Omit every picture while repeating the entries exactly.

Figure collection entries
····················

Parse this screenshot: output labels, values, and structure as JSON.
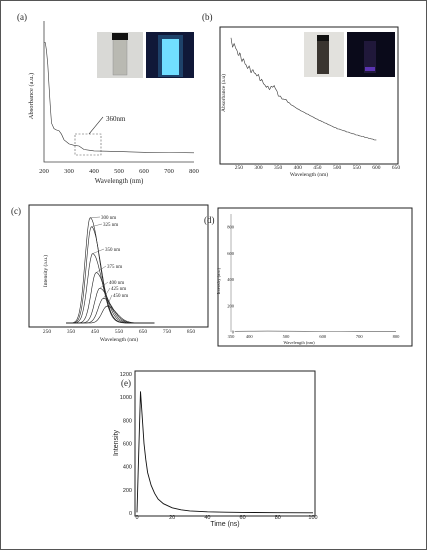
{
  "chart_data": [
    {
      "panel": "(a)",
      "type": "line",
      "xlabel": "Wavelength (nm)",
      "ylabel": "Absorbance (a.u.)",
      "xlim": [
        200,
        800
      ],
      "xticks": [
        "200",
        "300",
        "400",
        "500",
        "600",
        "700",
        "800"
      ],
      "ylim": [
        0,
        1
      ],
      "annotation": "360nm",
      "series": [
        {
          "x": [
            200,
            205,
            210,
            215,
            220,
            225,
            230,
            240,
            250,
            260,
            270,
            280,
            300,
            320,
            340,
            360,
            380,
            400,
            450,
            500,
            600,
            700,
            800
          ],
          "y": [
            0.86,
            0.86,
            0.8,
            0.7,
            0.55,
            0.4,
            0.28,
            0.24,
            0.23,
            0.225,
            0.2,
            0.16,
            0.13,
            0.12,
            0.115,
            0.09,
            0.085,
            0.08,
            0.078,
            0.075,
            0.07,
            0.068,
            0.066
          ]
        }
      ],
      "insets": [
        "vial under daylight",
        "vial under UV light (blue glow)"
      ]
    },
    {
      "panel": "(b)",
      "type": "line",
      "xlabel": "Wavelength (nm)",
      "ylabel": "Absorbance (a.u)",
      "xlim": [
        230,
        650
      ],
      "xticks": [
        "250",
        "300",
        "350",
        "400",
        "450",
        "500",
        "550",
        "600",
        "650"
      ],
      "ylim": [
        0,
        1
      ],
      "series": [
        {
          "x": [
            230,
            240,
            250,
            260,
            270,
            280,
            290,
            300,
            310,
            320,
            330,
            340,
            350,
            360,
            370,
            380,
            400,
            450,
            500,
            550,
            600
          ],
          "y": [
            0.92,
            0.88,
            0.82,
            0.78,
            0.73,
            0.7,
            0.68,
            0.65,
            0.61,
            0.57,
            0.56,
            0.58,
            0.51,
            0.48,
            0.47,
            0.44,
            0.4,
            0.32,
            0.25,
            0.2,
            0.16
          ]
        }
      ],
      "insets": [
        "vial under daylight",
        "vial under UV light (dark)"
      ]
    },
    {
      "panel": "(c)",
      "type": "line",
      "xlabel": "Wavelength (nm)",
      "ylabel": "Intensity (a.u.)",
      "xlim": [
        250,
        850
      ],
      "xticks": [
        "250",
        "350",
        "450",
        "550",
        "650",
        "750",
        "850"
      ],
      "ylim": [
        0,
        1
      ],
      "series": [
        {
          "name": "300 nm",
          "peak": 430,
          "amp": 0.94
        },
        {
          "name": "325 nm",
          "peak": 435,
          "amp": 0.86
        },
        {
          "name": "350 nm",
          "peak": 440,
          "amp": 0.62
        },
        {
          "name": "375 nm",
          "peak": 455,
          "amp": 0.45
        },
        {
          "name": "400 nm",
          "peak": 470,
          "amp": 0.31
        },
        {
          "name": "425 nm",
          "peak": 485,
          "amp": 0.22
        },
        {
          "name": "450 nm",
          "peak": 500,
          "amp": 0.15
        }
      ]
    },
    {
      "panel": "(d)",
      "type": "line",
      "xlabel": "Wavelength (nm)",
      "ylabel": "Intensity (a.u.)",
      "xlim": [
        350,
        800
      ],
      "xticks": [
        "350",
        "400",
        "500",
        "600",
        "700",
        "800"
      ],
      "ylim": [
        0,
        900
      ],
      "yticks": [
        "0",
        "200",
        "400",
        "600",
        "800"
      ],
      "series": [
        {
          "x": [
            360,
            400,
            450,
            500,
            550,
            600,
            650,
            700,
            750,
            800
          ],
          "y": [
            5,
            6,
            7,
            6,
            5,
            4,
            4,
            3,
            3,
            3
          ]
        }
      ]
    },
    {
      "panel": "(e)",
      "type": "line",
      "xlabel": "Time (ns)",
      "ylabel": "Intensity",
      "xlim": [
        0,
        100
      ],
      "xticks": [
        "0",
        "20",
        "40",
        "60",
        "80",
        "100"
      ],
      "ylim": [
        0,
        1200
      ],
      "yticks": [
        "0",
        "200",
        "400",
        "600",
        "800",
        "1000",
        "1200"
      ],
      "series": [
        {
          "x": [
            0,
            2,
            3,
            4,
            5,
            6,
            8,
            10,
            12,
            15,
            20,
            25,
            30,
            40,
            50,
            60,
            80,
            100
          ],
          "y": [
            5,
            1050,
            820,
            600,
            460,
            350,
            240,
            170,
            120,
            80,
            45,
            28,
            18,
            10,
            7,
            5,
            3,
            2
          ]
        }
      ]
    }
  ]
}
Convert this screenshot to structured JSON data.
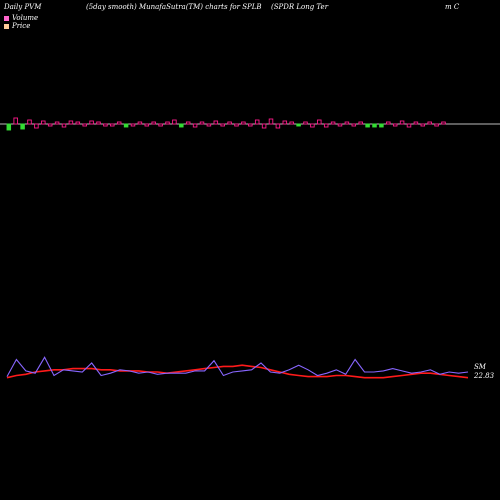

····················

SOLUTION BELOW =
Parse this screenshot: output labels, values, and structure as JSON.
{
  "chart_data": [
    {
      "panel": "(a)",
      "type": "line",
      "xlabel": "Wavelength (nm)",
      "ylabel": "Absorbance (a.u.)",
      "xlim": [
        200,
        800
      ],
      "xticks": [
        "200",
        "300",
        "400",
        "500",
        "600",
        "700",
        "800"
      ],
      "ylim": [
        0,
        1
      ],
      "annotation": "360nm",
      "series": [
        {
          "x": [
            200,
            205,
            210,
            215,
            220,
            225,
            230,
            240,
            250,
            260,
            270,
            280,
            300,
            320,
            340,
            360,
            380,
            400,
            450,
            500,
            600,
            700,
            800
          ],
          "y": [
            0.86,
            0.86,
            0.8,
            0.7,
            0.55,
            0.4,
            0.28,
            0.24,
            0.23,
            0.225,
            0.2,
            0.16,
            0.13,
            0.12,
            0.115,
            0.09,
            0.085,
            0.08,
            0.078,
            0.075,
            0.07,
            0.068,
            0.066
          ]
        }
      ],
      "insets": [
        "vial under daylight",
        "vial under UV light (blue glow)"
      ]
    },
    {
      "panel": "(b)",
      "type": "line",
      "xlabel": "Wavelength (nm)",
      "ylabel": "Absorbance (a.u)",
      "xlim": [
        230,
        650
      ],
      "xticks": [
        "250",
        "300",
        "350",
        "400",
        "450",
        "500",
        "550",
        "600",
        "650"
      ],
      "ylim": [
        0,
        1
      ],
      "series": [
        {
          "x": [
            230,
            240,
            250,
            260,
            270,
            280,
            290,
            300,
            310,
            320,
            330,
            340,
            350,
            360,
            370,
            380,
            400,
            450,
            500,
            550,
            600
          ],
          "y": [
            0.92,
            0.88,
            0.82,
            0.78,
            0.73,
            0.7,
            0.68,
            0.65,
            0.61,
            0.57,
            0.56,
            0.58,
            0.51,
            0.48,
            0.47,
            0.44,
            0.4,
            0.32,
            0.25,
            0.2,
            0.16
          ]
        }
      ],
      "insets": [
        "vial under daylight",
        "vial under UV light (dark)"
      ]
    },
    {
      "panel": "(c)",
      "type": "line",
      "xlabel": "Wavelength (nm)",
      "ylabel": "Intensity (a.u.)",
      "xlim": [
        250,
        850
      ],
      "xticks": [
        "250",
        "350",
        "450",
        "550",
        "650",
        "750",
        "850"
      ],
      "ylim": [
        0,
        1
      ],
      "series": [
        {
          "name": "300 nm",
          "peak": 430,
          "amp": 0.94
        },
        {
          "name": "325 nm",
          "peak": 435,
          "amp": 0.86
        },
        {
          "name": "350 nm",
          "peak": 440,
          "amp": 0.62
        },
        {
          "name": "375 nm",
          "peak": 455,
          "amp": 0.45
        },
        {
          "name": "400 nm",
          "peak": 470,
          "amp": 0.31
        },
        {
          "name": "425 nm",
          "peak": 485,
          "amp": 0.22
        },
        {
          "name": "450 nm",
          "peak": 500,
          "amp": 0.15
        }
      ]
    },
    {
      "panel": "(d)",
      "type": "line",
      "xlabel": "Wavelength (nm)",
      "ylabel": "Intensity (a.u.)",
      "xlim": [
        350,
        800
      ],
      "xticks": [
        "350",
        "400",
        "500",
        "600",
        "700",
        "800"
      ],
      "ylim": [
        0,
        900
      ],
      "yticks": [
        "0",
        "200",
        "400",
        "600",
        "800"
      ],
      "series": [
        {
          "x": [
            360,
            400,
            450,
            500,
            550,
            600,
            650,
            700,
            750,
            800
          ],
          "y": [
            5,
            6,
            7,
            6,
            5,
            4,
            4,
            3,
            3,
            3
          ]
        }
      ]
    },
    {
      "panel": "(e)",
      "type": "line",
      "xlabel": "Time (ns)",
      "ylabel": "Intensity",
      "xlim": [
        0,
        100
      ],
      "xticks": [
        "0",
        "20",
        "40",
        "60",
        "80",
        "100"
      ],
      "ylim": [
        0,
        1200
      ],
      "yticks": [
        "0",
        "200",
        "400",
        "600",
        "800",
        "1000",
        "1200"
      ],
      "series": [
        {
          "x": [
            0,
            2,
            3,
            4,
            5,
            6,
            8,
            10,
            12,
            15,
            20,
            25,
            30,
            40,
            50,
            60,
            80,
            100
          ],
          "y": [
            5,
            1050,
            820,
            600,
            460,
            350,
            240,
            170,
            120,
            80,
            45,
            28,
            18,
            10,
            7,
            5,
            3,
            2
          ]
        }
      ]
    }
  ]
}
Convert this screenshot to structured JSON data.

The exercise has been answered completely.